Seems that my use case is pretty similar. What I want is to crawl all pages in 
some sites, but index just those which contains features, as you call it. In my 
case probably only 10% of pages contains the feature, so keeping / indexing all 
pages would be waste of space and time. Though, I need to get the pages without 
features because otherwise I won't be able to reach pages with features.

For now, during parsing I write a file with URLs containing features. Then I 
make mergeseg with URL filter which loads file from previous step and accepts 
only URLs from this file. Finally I index the filtered segment. 

I don't like this solution because it wont work properly when I add second 
computer. I think of extending mergeseg, which would filter pages based on mata 
data. I'll need to ask some questions on the group to do it, but so far I don't 
have time for this. But it seems you have solved some of those problems. Maybe 
you could contribute or share some code / ideas on how to do it in the best way.

Layout coordinate data

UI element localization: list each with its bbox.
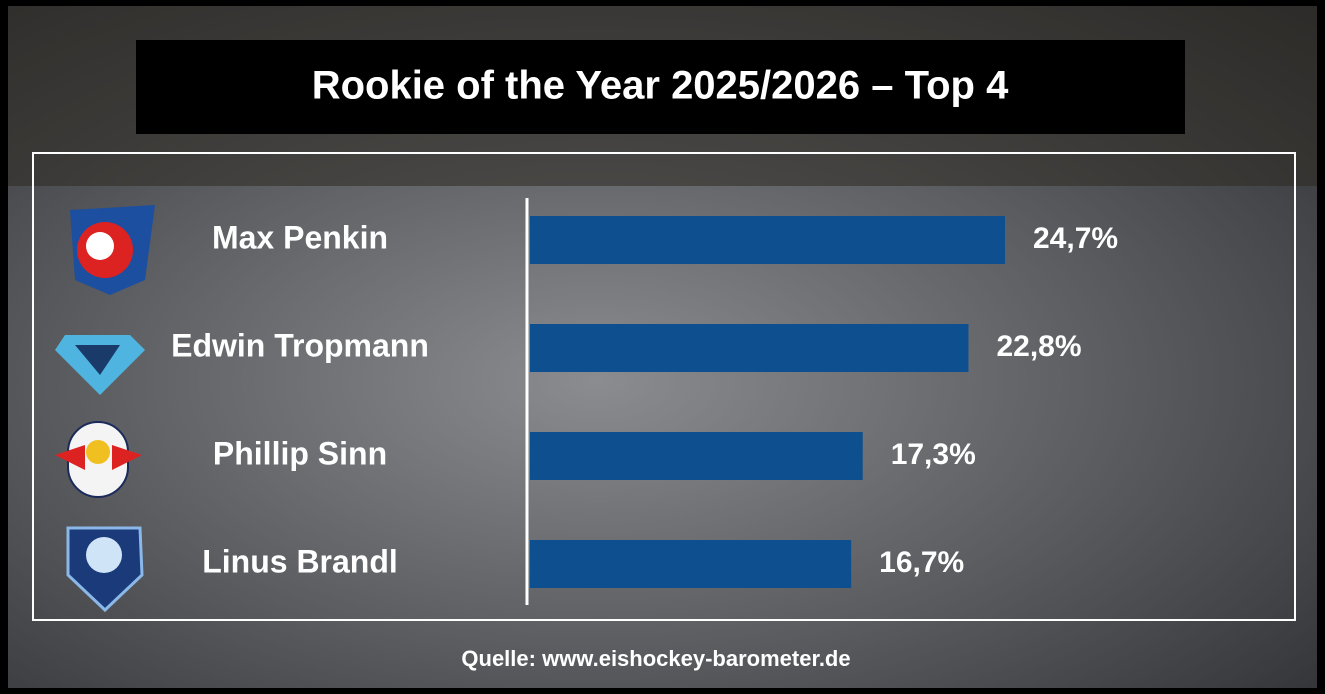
team-logo <box>66 526 144 613</box>
title-box <box>136 40 1185 134</box>
team-logo <box>55 421 142 498</box>
bar <box>530 216 1005 264</box>
value-label: 22,8% <box>996 330 1081 363</box>
category-label: Max Penkin <box>212 219 388 255</box>
source-note: Quelle: www.eishockey-barometer.de <box>461 646 850 671</box>
bar <box>530 324 969 372</box>
category-label: Linus Brandl <box>202 543 398 579</box>
bar <box>530 540 852 588</box>
frame <box>32 152 1296 621</box>
team-logo <box>55 335 145 395</box>
bar <box>530 432 863 480</box>
value-label: 17,3% <box>891 438 976 471</box>
chart-title: Rookie of the Year 2025/2026 – Top 4 <box>312 64 1009 108</box>
category-label: Phillip Sinn <box>213 435 387 471</box>
value-label: 24,7% <box>1033 222 1118 255</box>
team-logo <box>70 205 155 295</box>
category-label: Edwin Tropmann <box>171 327 429 363</box>
value-label: 16,7% <box>879 546 964 579</box>
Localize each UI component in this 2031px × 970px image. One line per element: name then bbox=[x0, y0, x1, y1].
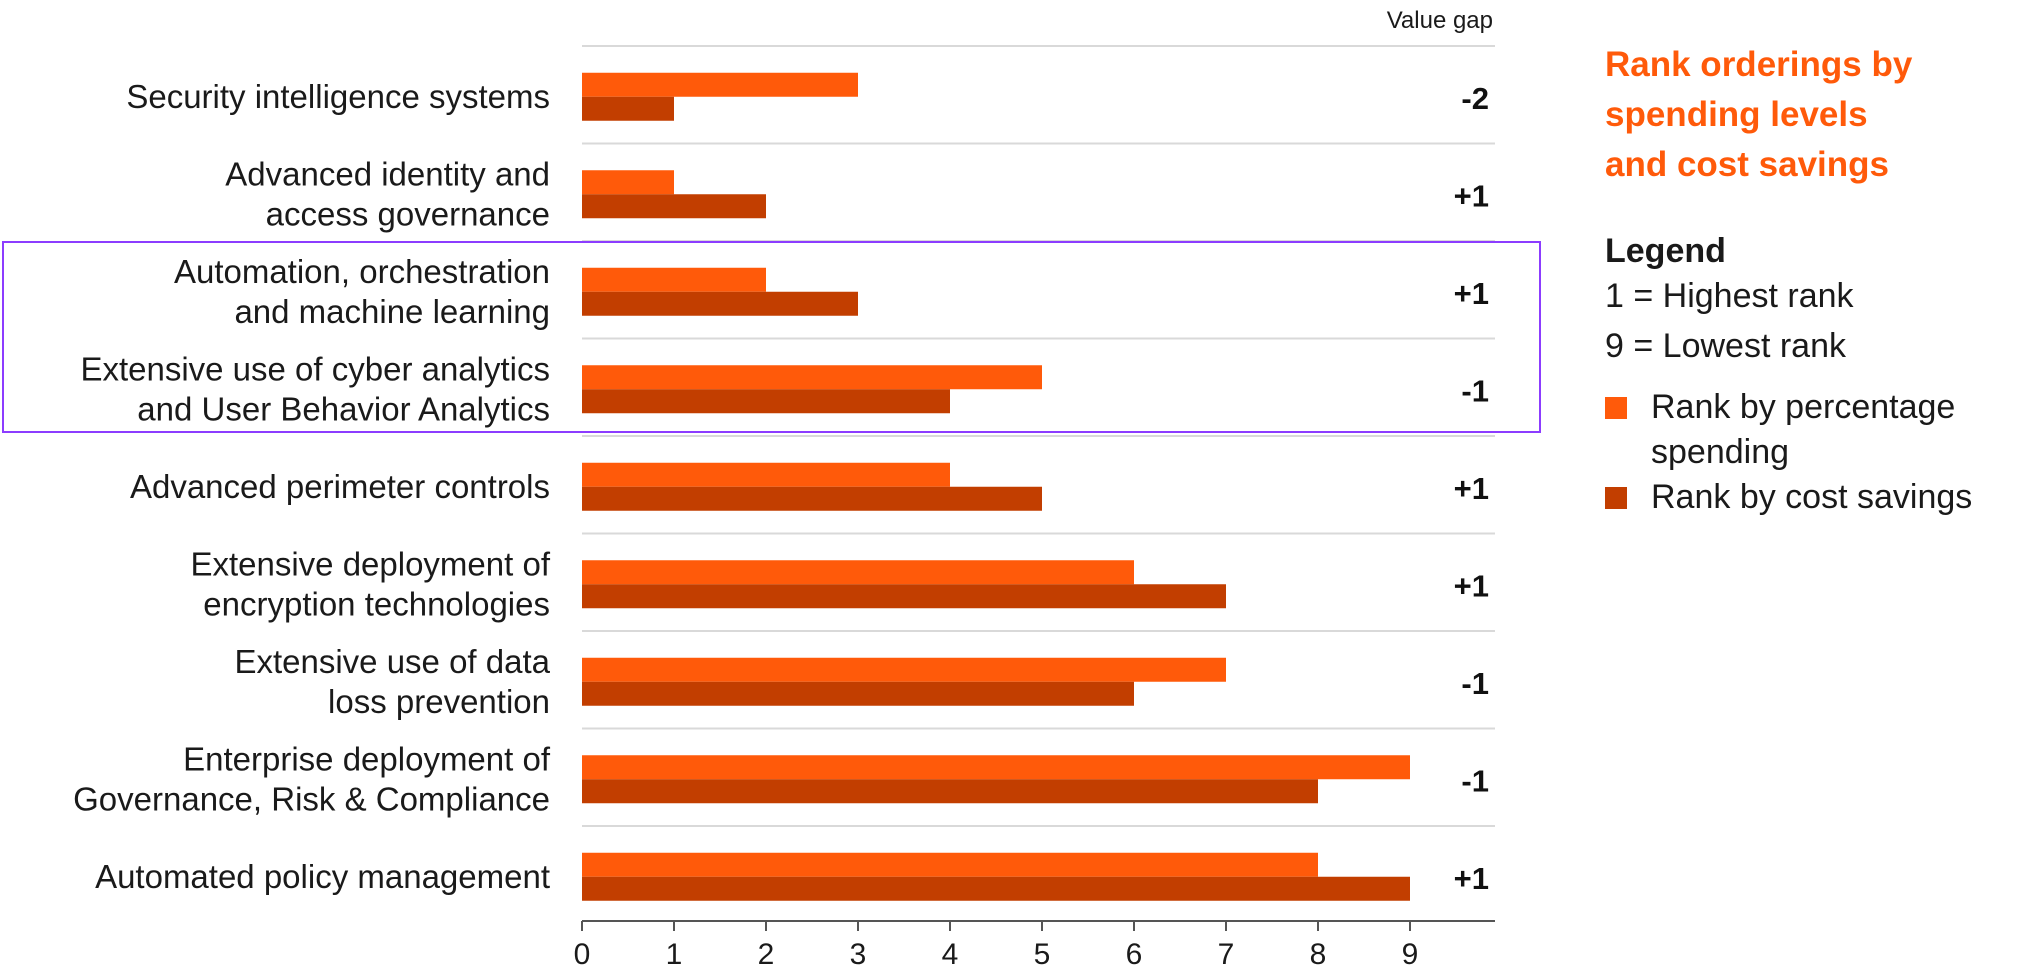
category-label: Governance, Risk & Compliance bbox=[73, 780, 550, 817]
category-label: Advanced perimeter controls bbox=[130, 468, 550, 505]
x-tick-label: 1 bbox=[666, 938, 683, 970]
value-gap-label: -1 bbox=[1461, 373, 1489, 408]
sidebar-title-line: and cost savings bbox=[1605, 145, 1889, 184]
legend-swatch-savings bbox=[1605, 487, 1627, 509]
value-gap-label: -1 bbox=[1461, 763, 1489, 798]
bar-percentage-spending bbox=[582, 657, 1226, 682]
x-tick-label: 3 bbox=[850, 938, 867, 970]
bar-percentage-spending bbox=[582, 462, 950, 487]
legend-highest-rank: 1 = Highest rank bbox=[1605, 277, 1854, 315]
bar-cost-savings bbox=[582, 389, 950, 414]
highlight-box bbox=[2, 241, 1541, 433]
x-tick-label: 4 bbox=[942, 938, 959, 970]
legend-item-spending: Rank by percentage spending bbox=[1605, 385, 2025, 475]
bar-cost-savings bbox=[582, 194, 766, 219]
category-label: Extensive deployment of bbox=[190, 545, 550, 582]
legend-title: Legend bbox=[1605, 232, 1726, 270]
x-tick-label: 2 bbox=[758, 938, 775, 970]
category-label: Automation, orchestration bbox=[174, 253, 550, 290]
bar-percentage-spending bbox=[582, 852, 1318, 877]
value-gap-label: +1 bbox=[1454, 276, 1489, 311]
sidebar: Rank orderings by spending levels and co… bbox=[1605, 40, 2025, 520]
category-label: Extensive use of data bbox=[234, 643, 550, 680]
category-label: encryption technologies bbox=[203, 585, 550, 622]
bar-cost-savings bbox=[582, 876, 1410, 901]
category-label: Advanced identity and bbox=[225, 155, 550, 192]
value-gap-label: -2 bbox=[1461, 81, 1489, 116]
category-label: Automated policy management bbox=[95, 858, 550, 895]
legend-label-savings: Rank by cost savings bbox=[1651, 478, 1973, 516]
category-label: Security intelligence systems bbox=[126, 78, 550, 115]
category-label: Extensive use of cyber analytics bbox=[80, 350, 550, 387]
category-label: and machine learning bbox=[234, 293, 550, 330]
bar-percentage-spending bbox=[582, 72, 858, 97]
bar-cost-savings bbox=[582, 681, 1134, 706]
x-tick-label: 8 bbox=[1310, 938, 1327, 970]
bar-cost-savings bbox=[582, 291, 858, 316]
legend-swatch-spending bbox=[1605, 397, 1627, 419]
bar-percentage-spending bbox=[582, 560, 1134, 585]
category-label: loss prevention bbox=[328, 683, 550, 720]
sidebar-title-line: spending levels bbox=[1605, 95, 1868, 134]
category-label: access governance bbox=[266, 195, 550, 232]
value-gap-label: +1 bbox=[1454, 178, 1489, 213]
x-tick-label: 7 bbox=[1218, 938, 1235, 970]
x-tick-label: 9 bbox=[1402, 938, 1419, 970]
bar-cost-savings bbox=[582, 779, 1318, 804]
value-gap-label: +1 bbox=[1454, 471, 1489, 506]
value-gap-label: +1 bbox=[1454, 568, 1489, 603]
bar-percentage-spending bbox=[582, 267, 766, 292]
value-gap-label: -1 bbox=[1461, 666, 1489, 701]
x-tick-label: 5 bbox=[1034, 938, 1051, 970]
legend-item-savings: Rank by cost savings bbox=[1605, 475, 2025, 520]
bar-percentage-spending bbox=[582, 755, 1410, 780]
bar-percentage-spending bbox=[582, 365, 1042, 390]
sidebar-title: Rank orderings by spending levels and co… bbox=[1605, 40, 2025, 190]
category-label: and User Behavior Analytics bbox=[137, 390, 550, 427]
category-label: Enterprise deployment of bbox=[183, 740, 551, 777]
bar-percentage-spending bbox=[582, 170, 674, 195]
sidebar-title-line: Rank orderings by bbox=[1605, 45, 1913, 84]
value-gap-header: Value gap bbox=[1387, 7, 1493, 34]
bar-cost-savings bbox=[582, 96, 674, 121]
x-tick-label: 0 bbox=[574, 938, 591, 970]
bar-cost-savings bbox=[582, 486, 1042, 511]
x-tick-label: 6 bbox=[1126, 938, 1143, 970]
legend-lowest-rank: 9 = Lowest rank bbox=[1605, 327, 1846, 365]
legend-label-spending: Rank by percentage spending bbox=[1651, 388, 1956, 471]
bar-cost-savings bbox=[582, 584, 1226, 609]
value-gap-label: +1 bbox=[1454, 861, 1489, 896]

EXERCISE DESCRIPTION →
Continue the post about filtering crawled pages before indexing, picking up after its last sentence. The records come from a separate source.

OUTPUT BELOW →
Regards,
Marcin


Dnia 24 października 2007 6:48 Matt Kangas <[EMAIL PROTECTED]> napisał(a):

> Dear nutch-user readers,
> 
> I have a question for everyone here: Is the current Nutch crawler  
> (Fetcher/Fetcher2) flexible enough for your needs?
> If not, what would you like to see it do?
> 
> I'm asking because, last week, I suggested that the Nutch crawler  
> could be much more useful to many people if it was structured more as  
> a "crawler construction toolkit". But I realize that my comments  
> could seem like sour grapes unless there's some plan for moving  
> forward. So, I thought I'd just ask everybody what you think and  
> tally the results.
> 
> What kind of crawls would you like to do that aren't supported? I'll  
> start with some nonstandard crawls I've done:
> 
> 1) Outlinks-only crawl: crawl a specific website, keep only the  
> outlinks from articles (, etc)
> 2) Crawl into CGIs w/o infinite crawl -- via crawl-depth filter
> 3) Plug in a "feature detector" (address, date, brand-name, etc) and  
> use this signal to guide the crawl
> 
> 4) .... (fill in your own here!)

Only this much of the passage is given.